**PROMPT:** Count every line in the entries below that contains the word "name", and give only that number.

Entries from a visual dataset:
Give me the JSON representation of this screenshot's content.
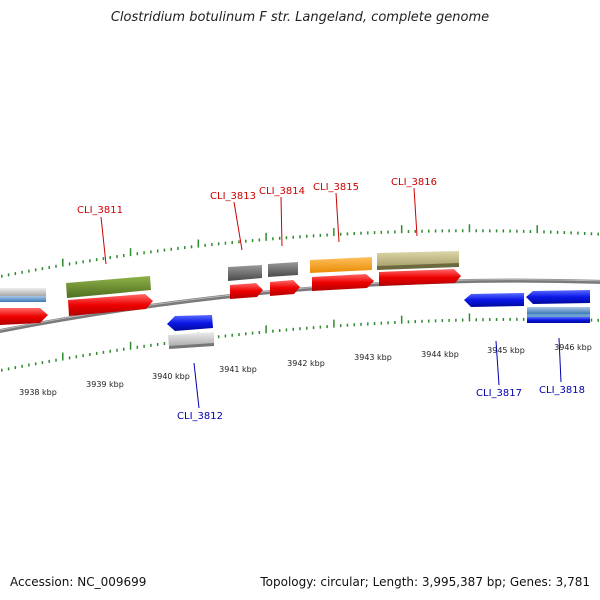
{
  "title": "Clostridium botulinum F str. Langeland, complete genome",
  "footer": {
    "accession": "Accession: NC_009699",
    "summary": "Topology: circular; Length: 3,995,387 bp; Genes: 3,781"
  },
  "colors": {
    "forward_label": "#cc0000",
    "reverse_label": "#0000aa",
    "tick": "#2e8b2e",
    "backbone": "#808080"
  },
  "scale": {
    "unit": "kbp",
    "labels": [
      "3938 kbp",
      "3939 kbp",
      "3940 kbp",
      "3941 kbp",
      "3942 kbp",
      "3943 kbp",
      "3944 kbp",
      "3945 kbp",
      "3946 kbp"
    ]
  },
  "gene_labels": [
    {
      "name": "CLI_3811",
      "strand": "forward"
    },
    {
      "name": "CLI_3812",
      "strand": "reverse"
    },
    {
      "name": "CLI_3813",
      "strand": "forward"
    },
    {
      "name": "CLI_3814",
      "strand": "forward"
    },
    {
      "name": "CLI_3815",
      "strand": "forward"
    },
    {
      "name": "CLI_3816",
      "strand": "forward"
    },
    {
      "name": "CLI_3817",
      "strand": "reverse"
    },
    {
      "name": "CLI_3818",
      "strand": "reverse"
    }
  ]
}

**OUTPUT OF THE TASK:** 8